EXCERPT PROVIDED:
+++

# Have access to his email!!



## blueskies30 (Jan 27, 2010)

I guessed his email password nad now have access. I didn't find much, but did find an email he sent to anohter woman back on Nov 6th. At this time we were talking everyday on the phone and text every night. He asked a woman out to dinner and a movie or to bowling, pool etc.

I didn't find anything from the woman he seemed to have a relationship with and I know he had sex with, but this one email and during the time frame incriminates him.

I'm all sorts of feelings now, since he was supposed to committed to me in November


----------



## anonim (Apr 24, 2012)

do not confront or he will change his email

put a keylogger on his computer


----------



## blueskies30 (Jan 27, 2010)

Too late, I sort of already did. I didn't say anything about his email account. I just said I didn't know he liked to play pool. Then I wanted to leave it at that, but he kept saying who said this. I just said no one, its nothing, but he kept up. He said something is on your mind...He just kept at it. Until I said the girls name and then part of what he emailed and then the date he emailed her. He said he didn't remember her at all. 

Now as it stands everything is off


----------



## Remains (Jan 24, 2012)

put a keylogger on anyway. then u get the new password if it gets changed. And any new account. He said he doesn't remember? He is a liar. That is just an easy route to ending a conversation and questions.


----------



## blueskies30 (Jan 27, 2010)

Remains said:


> put a keylogger on anyway. then u get the new password if it gets changed. And any new account. He said he doesn't remember? He is a liar. That is just an easy route to ending a conversation and questions.


His computer is 800 miles away from me now. I have no idea how I would even go about putting a key logger on it. Would it even help me by constantly monitering him, ready for the next shoe to drop? 

From what I saw on his email, he hardly uses it at all. There was only 1 new email and none of the emails were about anything really. He has a strange obession with doing surveys and almost all the emails were survey related or complete junk.

I found that one email that was incriminating him. I'm sure he remembers her or he would not have made a huge deal out of it tonight. The email was dated Nov 6th and that was the time that I took the restraining order off him. 

Because of me mentioning that someone sent me a copy of his email to me (which is not the way i came out with it at all. He beat it all out of me, figurativly speaking) he went on a texting rampage all night long.

He said I knew you didn't trust me.

Heres some of his screwed up texts "so I guess in ur ***ed up family. U show luv by busting a guys balls & making him feel worthless & small"

+++

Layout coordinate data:
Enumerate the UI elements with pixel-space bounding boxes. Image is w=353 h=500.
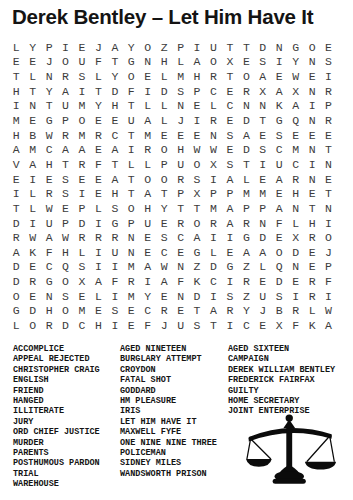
grid-cell: Q: [57, 260, 73, 275]
grid-cell: C: [222, 99, 238, 114]
grid-cell: H: [189, 69, 205, 84]
grid-cell: G: [123, 55, 139, 70]
grid-cell: N: [304, 172, 320, 187]
grid-cell: S: [57, 186, 73, 201]
grid-cell: E: [189, 99, 205, 114]
grid-cell: L: [24, 186, 40, 201]
grid-cell: T: [172, 201, 188, 216]
grid-cell: A: [8, 245, 24, 260]
word-list-column-3: AGED SIXTEENCAMPAIGNDEREK WILLIAM BENTLE…: [228, 344, 335, 417]
grid-cell: T: [107, 157, 123, 172]
grid-cell: E: [24, 260, 40, 275]
grid-cell: C: [156, 245, 172, 260]
grid-cell: E: [222, 113, 238, 128]
grid-cell: H: [8, 128, 24, 143]
grid-cell: T: [222, 40, 238, 55]
grid-cell: P: [320, 260, 336, 275]
grid-cell: E: [320, 128, 336, 143]
grid-cell: I: [189, 113, 205, 128]
grid-cell: N: [255, 216, 271, 231]
grid-cell: P: [57, 216, 73, 231]
grid-cell: O: [57, 55, 73, 70]
grid-cell: K: [189, 274, 205, 289]
grid-cell: H: [8, 84, 24, 99]
grid-cell: E: [271, 69, 287, 84]
grid-cell: W: [205, 142, 221, 157]
grid-cell: E: [8, 55, 24, 70]
grid-cell: C: [41, 142, 57, 157]
grid-cell: P: [255, 201, 271, 216]
word-list-item: GODDARD: [120, 386, 217, 396]
grid-cell: N: [123, 245, 139, 260]
grid-cell: L: [304, 304, 320, 319]
grid-cell: B: [271, 304, 287, 319]
grid-cell: E: [74, 40, 90, 55]
grid-cell: D: [57, 318, 73, 333]
grid-cell: A: [140, 186, 156, 201]
grid-cell: Y: [123, 40, 139, 55]
grid-cell: E: [255, 318, 271, 333]
grid-cell: L: [255, 260, 271, 275]
grid-cell: R: [238, 84, 254, 99]
grid-cell: R: [222, 304, 238, 319]
grid-cell: A: [287, 99, 303, 114]
grid-cell: O: [123, 201, 139, 216]
grid-cell: A: [320, 318, 336, 333]
grid-cell: E: [156, 216, 172, 231]
grid-cell: X: [189, 186, 205, 201]
grid-cell: G: [222, 260, 238, 275]
grid-cell: C: [287, 157, 303, 172]
word-list-item: DEREK WILLIAM BENTLEY: [228, 365, 335, 375]
grid-cell: Y: [140, 289, 156, 304]
grid-cell: R: [90, 128, 106, 143]
grid-cell: F: [140, 318, 156, 333]
grid-cell: P: [156, 157, 172, 172]
grid-cell: T: [123, 128, 139, 143]
grid-cell: O: [8, 289, 24, 304]
grid-cell: A: [8, 142, 24, 157]
grid-cell: F: [172, 274, 188, 289]
word-list-item: CHRISTOPHER CRAIG: [13, 365, 100, 375]
word-list-item: TRIAL: [13, 469, 100, 479]
grid-cell: L: [8, 318, 24, 333]
grid-cell: A: [222, 201, 238, 216]
grid-cell: E: [57, 201, 73, 216]
grid-cell: G: [41, 113, 57, 128]
grid-cell: I: [90, 245, 106, 260]
word-list-column-2: AGED NINETEENBURGLARY ATTEMPTCROYDONFATA…: [120, 344, 217, 479]
grid-cell: X: [222, 55, 238, 70]
grid-cell: N: [41, 289, 57, 304]
word-list-item: FREDERICK FAIRFAX: [228, 375, 335, 385]
grid-cell: S: [222, 289, 238, 304]
grid-cell: I: [140, 274, 156, 289]
grid-cell: I: [90, 260, 106, 275]
grid-cell: B: [24, 128, 40, 143]
grid-cell: R: [41, 186, 57, 201]
grid-cell: S: [222, 157, 238, 172]
grid-cell: M: [172, 69, 188, 84]
grid-cell: T: [320, 142, 336, 157]
grid-cell: I: [107, 318, 123, 333]
grid-cell: U: [140, 216, 156, 231]
grid-cell: R: [238, 216, 254, 231]
grid-cell: O: [189, 216, 205, 231]
word-list-item: FATAL SHOT: [120, 375, 217, 385]
grid-cell: K: [304, 318, 320, 333]
grid-cell: E: [320, 40, 336, 55]
grid-cell: Z: [156, 40, 172, 55]
grid-cell: G: [238, 230, 254, 245]
grid-cell: S: [189, 172, 205, 187]
grid-cell: O: [57, 274, 73, 289]
grid-cell: R: [8, 230, 24, 245]
grid-cell: E: [156, 289, 172, 304]
grid-cell: R: [74, 157, 90, 172]
grid-cell: Y: [287, 55, 303, 70]
word-list-item: PARENTS: [13, 448, 100, 458]
grid-cell: E: [255, 128, 271, 143]
grid-cell: N: [238, 99, 254, 114]
word-list-item: IRIS: [120, 406, 217, 416]
grid-cell: J: [172, 113, 188, 128]
grid-cell: R: [287, 172, 303, 187]
grid-cell: A: [41, 230, 57, 245]
grid-cell: G: [8, 304, 24, 319]
grid-cell: S: [320, 55, 336, 70]
grid-cell: G: [287, 40, 303, 55]
grid-cell: M: [74, 128, 90, 143]
grid-cell: F: [90, 157, 106, 172]
grid-cell: W: [320, 304, 336, 319]
grid-cell: O: [123, 69, 139, 84]
grid-cell: T: [41, 99, 57, 114]
grid-cell: N: [140, 55, 156, 70]
word-list-item: MURDER: [13, 438, 100, 448]
grid-cell: A: [189, 55, 205, 70]
grid-cell: C: [107, 128, 123, 143]
grid-cell: S: [57, 289, 73, 304]
grid-cell: D: [238, 113, 254, 128]
grid-cell: E: [123, 318, 139, 333]
grid-cell: I: [107, 260, 123, 275]
grid-cell: H: [140, 201, 156, 216]
grid-cell: C: [271, 142, 287, 157]
grid-cell: O: [238, 69, 254, 84]
grid-cell: W: [24, 230, 40, 245]
grid-cell: O: [140, 40, 156, 55]
grid-cell: A: [222, 216, 238, 231]
grid-cell: G: [107, 216, 123, 231]
grid-cell: R: [205, 69, 221, 84]
word-list-item: ENGLISH: [13, 375, 100, 385]
word-list-item: POSTHUMOUS PARDON: [13, 458, 100, 468]
grid-cell: D: [271, 274, 287, 289]
word-list-item: ONE NINE NINE THREE: [120, 438, 217, 448]
word-list-item: HM PLEASURE: [120, 396, 217, 406]
grid-cell: O: [24, 318, 40, 333]
grid-cell: A: [255, 69, 271, 84]
grid-cell: M: [123, 260, 139, 275]
grid-cell: P: [189, 84, 205, 99]
grid-cell: N: [123, 230, 139, 245]
grid-cell: T: [238, 157, 254, 172]
grid-cell: E: [172, 128, 188, 143]
grid-cell: G: [41, 274, 57, 289]
grid-cell: F: [107, 274, 123, 289]
word-list-column-1: ACCOMPLICEAPPEAL REJECTEDCHRISTOPHER CRA…: [13, 344, 100, 490]
grid-cell: R: [156, 304, 172, 319]
grid-cell: W: [57, 230, 73, 245]
grid-cell: E: [172, 304, 188, 319]
word-list-item: LET HIM HAVE IT: [120, 417, 217, 427]
grid-cell: A: [222, 172, 238, 187]
grid-cell: D: [24, 304, 40, 319]
grid-cell: T: [123, 186, 139, 201]
grid-cell: Y: [24, 40, 40, 55]
word-list-item: SIDNEY MILES: [120, 458, 217, 468]
grid-cell: E: [24, 113, 40, 128]
grid-cell: A: [140, 113, 156, 128]
grid-cell: R: [24, 274, 40, 289]
word-list-item: ACCOMPLICE: [13, 344, 100, 354]
grid-cell: R: [123, 274, 139, 289]
grid-cell: I: [107, 289, 123, 304]
grid-cell: O: [74, 113, 90, 128]
grid-cell: M: [205, 201, 221, 216]
grid-cell: X: [255, 84, 271, 99]
grid-cell: D: [255, 230, 271, 245]
grid-cell: V: [8, 157, 24, 172]
scales-of-justice-icon: [246, 413, 338, 485]
grid-cell: L: [123, 157, 139, 172]
grid-cell: H: [304, 216, 320, 231]
grid-cell: I: [271, 55, 287, 70]
grid-cell: N: [172, 99, 188, 114]
grid-cell: D: [156, 84, 172, 99]
grid-cell: N: [320, 157, 336, 172]
grid-cell: T: [57, 157, 73, 172]
grid-cell: R: [172, 172, 188, 187]
grid-cell: S: [255, 55, 271, 70]
grid-cell: E: [304, 69, 320, 84]
grid-cell: Z: [189, 260, 205, 275]
grid-cell: U: [74, 55, 90, 70]
grid-cell: J: [255, 304, 271, 319]
grid-cell: D: [8, 274, 24, 289]
grid-cell: X: [287, 84, 303, 99]
grid-cell: R: [74, 230, 90, 245]
grid-cell: D: [8, 216, 24, 231]
grid-cell: M: [24, 142, 40, 157]
grid-cell: X: [74, 274, 90, 289]
grid-cell: E: [304, 245, 320, 260]
grid-cell: R: [205, 216, 221, 231]
grid-cell: R: [90, 230, 106, 245]
grid-cell: N: [304, 55, 320, 70]
grid-cell: X: [205, 157, 221, 172]
grid-cell: N: [304, 113, 320, 128]
grid-cell: W: [41, 128, 57, 143]
grid-cell: C: [238, 318, 254, 333]
grid-cell: I: [222, 318, 238, 333]
grid-cell: R: [304, 289, 320, 304]
grid-cell: G: [189, 245, 205, 260]
grid-cell: U: [205, 40, 221, 55]
grid-cell: J: [90, 40, 106, 55]
grid-cell: L: [156, 99, 172, 114]
grid-cell: T: [8, 69, 24, 84]
grid-cell: H: [41, 304, 57, 319]
grid-cell: G: [271, 113, 287, 128]
grid-cell: E: [238, 55, 254, 70]
grid-cell: N: [24, 99, 40, 114]
grid-cell: R: [57, 69, 73, 84]
word-list-item: FRIEND: [13, 386, 100, 396]
grid-cell: R: [107, 230, 123, 245]
grid-cell: A: [140, 260, 156, 275]
grid-cell: I: [123, 142, 139, 157]
word-list-item: JURY: [13, 417, 100, 427]
grid-cell: L: [140, 99, 156, 114]
grid-cell: A: [57, 142, 73, 157]
word-list-item: WAREHOUSE: [13, 479, 100, 489]
grid-cell: S: [57, 172, 73, 187]
grid-cell: T: [189, 304, 205, 319]
word-list-item: GUILTY: [228, 386, 335, 396]
grid-cell: I: [320, 289, 336, 304]
grid-cell: R: [140, 142, 156, 157]
grid-cell: N: [320, 201, 336, 216]
word-list-item: BURGLARY ATTEMPT: [120, 354, 217, 364]
grid-cell: E: [90, 142, 106, 157]
grid-cell: A: [24, 157, 40, 172]
grid-cell: O: [140, 172, 156, 187]
grid-cell: S: [255, 142, 271, 157]
grid-cell: E: [222, 142, 238, 157]
grid-cell: Z: [238, 260, 254, 275]
grid-cell: P: [41, 40, 57, 55]
grid-cell: I: [8, 99, 24, 114]
grid-cell: H: [172, 142, 188, 157]
grid-cell: A: [107, 40, 123, 55]
grid-cell: R: [320, 84, 336, 99]
word-list-item: ILLITERATE: [13, 406, 100, 416]
grid-cell: D: [238, 142, 254, 157]
grid-cell: N: [271, 40, 287, 55]
grid-cell: C: [74, 318, 90, 333]
grid-cell: I: [8, 186, 24, 201]
grid-cell: C: [172, 230, 188, 245]
grid-cell: E: [271, 230, 287, 245]
grid-cell: P: [222, 186, 238, 201]
grid-cell: I: [255, 157, 271, 172]
grid-cell: E: [41, 172, 57, 187]
grid-cell: R: [304, 274, 320, 289]
grid-cell: E: [24, 289, 40, 304]
grid-cell: D: [107, 84, 123, 99]
grid-cell: A: [74, 142, 90, 157]
grid-cell: N: [304, 84, 320, 99]
grid-cell: E: [172, 245, 188, 260]
grid-cell: E: [140, 69, 156, 84]
grid-cell: R: [57, 128, 73, 143]
grid-cell: I: [320, 69, 336, 84]
grid-cell: H: [287, 186, 303, 201]
grid-cell: I: [304, 99, 320, 114]
grid-cell: R: [238, 274, 254, 289]
grid-cell: R: [304, 230, 320, 245]
grid-cell: L: [172, 55, 188, 70]
grid-cell: I: [74, 186, 90, 201]
grid-cell: A: [205, 304, 221, 319]
grid-cell: N: [205, 128, 221, 143]
grid-cell: J: [320, 245, 336, 260]
grid-cell: A: [90, 274, 106, 289]
grid-cell: P: [123, 216, 139, 231]
grid-cell: O: [156, 142, 172, 157]
grid-cell: P: [238, 201, 254, 216]
grid-cell: H: [107, 99, 123, 114]
grid-cell: E: [255, 274, 271, 289]
grid-cell: E: [304, 186, 320, 201]
grid-cell: I: [222, 274, 238, 289]
grid-cell: O: [271, 245, 287, 260]
grid-cell: F: [287, 318, 303, 333]
grid-cell: I: [90, 216, 106, 231]
grid-cell: D: [287, 245, 303, 260]
grid-cell: O: [320, 230, 336, 245]
grid-cell: N: [304, 142, 320, 157]
grid-cell: T: [238, 40, 254, 55]
word-list-item: WANDSWORTH PRISON: [120, 469, 217, 479]
grid-cell: U: [255, 289, 271, 304]
grid-cell: S: [107, 201, 123, 216]
grid-cell: E: [222, 84, 238, 99]
grid-cell: M: [287, 142, 303, 157]
grid-cell: A: [271, 172, 287, 187]
grid-cell: T: [90, 84, 106, 99]
grid-cell: Y: [238, 304, 254, 319]
grid-cell: E: [255, 172, 271, 187]
grid-cell: C: [205, 84, 221, 99]
grid-cell: K: [271, 99, 287, 114]
grid-cell: R: [172, 216, 188, 231]
grid-cell: T: [189, 201, 205, 216]
grid-cell: R: [205, 113, 221, 128]
grid-cell: X: [287, 230, 303, 245]
grid-cell: J: [41, 55, 57, 70]
grid-cell: L: [205, 99, 221, 114]
grid-cell: T: [123, 99, 139, 114]
word-search-grid: LYPIEJAYOZPIUTTDNGOEEEJOUFTGNHLAOXESIYNS…: [8, 40, 337, 333]
grid-cell: F: [271, 216, 287, 231]
grid-cell: E: [287, 128, 303, 143]
grid-cell: S: [222, 128, 238, 143]
grid-cell: X: [271, 318, 287, 333]
grid-cell: P: [172, 40, 188, 55]
grid-cell: M: [8, 113, 24, 128]
grid-cell: E: [90, 172, 106, 187]
grid-cell: O: [205, 55, 221, 70]
grid-cell: L: [90, 289, 106, 304]
grid-cell: R: [320, 113, 336, 128]
grid-cell: T: [320, 186, 336, 201]
grid-cell: D: [189, 289, 205, 304]
grid-cell: C: [41, 260, 57, 275]
grid-cell: H: [41, 157, 57, 172]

+++

EXERCISES:
**a)** Do the following statements agree with the forum thread? Answer yes or no for each, quoting the deciding words. (i) The incriminating email was dated Nov 6th. (ii) The poster says his computer is 800 miles away. (iii) The poster found several emails from the woman he had sex with.
**b)** Please state what almost all the emails in his account were related to, according to the forum thread, apart from junk.
**c)** Proceed with the forum thread about getting into his email, starting after its last line.

THE RESULTS:
**a)**
(i) Yes: "The email was dated Nov 6th"
(ii) Yes: "His computer is 800 miles away from me now."
(iii) No: "I didn't find anything from the woman he seemed to have a relationship with and I know he had sex with"

**b)** Surveys.

**c)**
"it doesn't matter if I say I luv u, U dont & won't believe me 
Here it is JULY & u still don't believe me or believe in me
I guess u can stay in the states and drive ur precious van & I'll go do what a good ***** does & work!"


----------



## Remains (Jan 24, 2012)

I think u just said it with the 'I'm sure he wdn't have made a big deal about it'. He knew exactly what u were on about and wanted to know how much u knew. He was desperate to know all, and then when he knows all he says he can't remember! As soon as he found out he dropped it? And then laid into u. Well, that sounds like defensive behaviour to me. If he had nothing to defend he wouldn't be so angry IMO. 

As for constantly monitoring him, it would only help u if u are staying with him. If u r not waiting for the 'next shoe to drop' then no, there is no point monitoring him.

I think defensiveness is the key to if anything is being hidden. If u are not attacking him or throwing accusations all the time, the defense is unreasonable.


----------



## blueskies30 (Jan 27, 2010)

Remains said:


> I think u just said it with the 'I'm sure he wdn't have made a big deal about it'. He knew exactly what u were on about and wanted to know how much u knew. He was desperate to know all, and then when he knows all he says he can't remember! As soon as he found out he dropped it? And then laid into u. Well, that sounds like defensive behaviour to me. If he had nothing to defend he wouldn't be so angry IMO.
> 
> As for constantly monitoring him, it would only help u if u are staying with him. If u r not waiting for the 'next shoe to drop' then no, there is no point monitoring him.
> 
> I think defensiveness is the key to if anything is being hidden. If u are not attacking him or throwing accusations all the time, the defense is unreasonable.


I have a feeling that woman works in a sports bar or something because he said in the email about him being her favorite customer. 

I won't be able to monitor him since I can't be with him.

I now know he is such a flirt and he can easily pick up women anywhere. I wish he would flirt with me that way. Its kind of hard to do 800 miles away though.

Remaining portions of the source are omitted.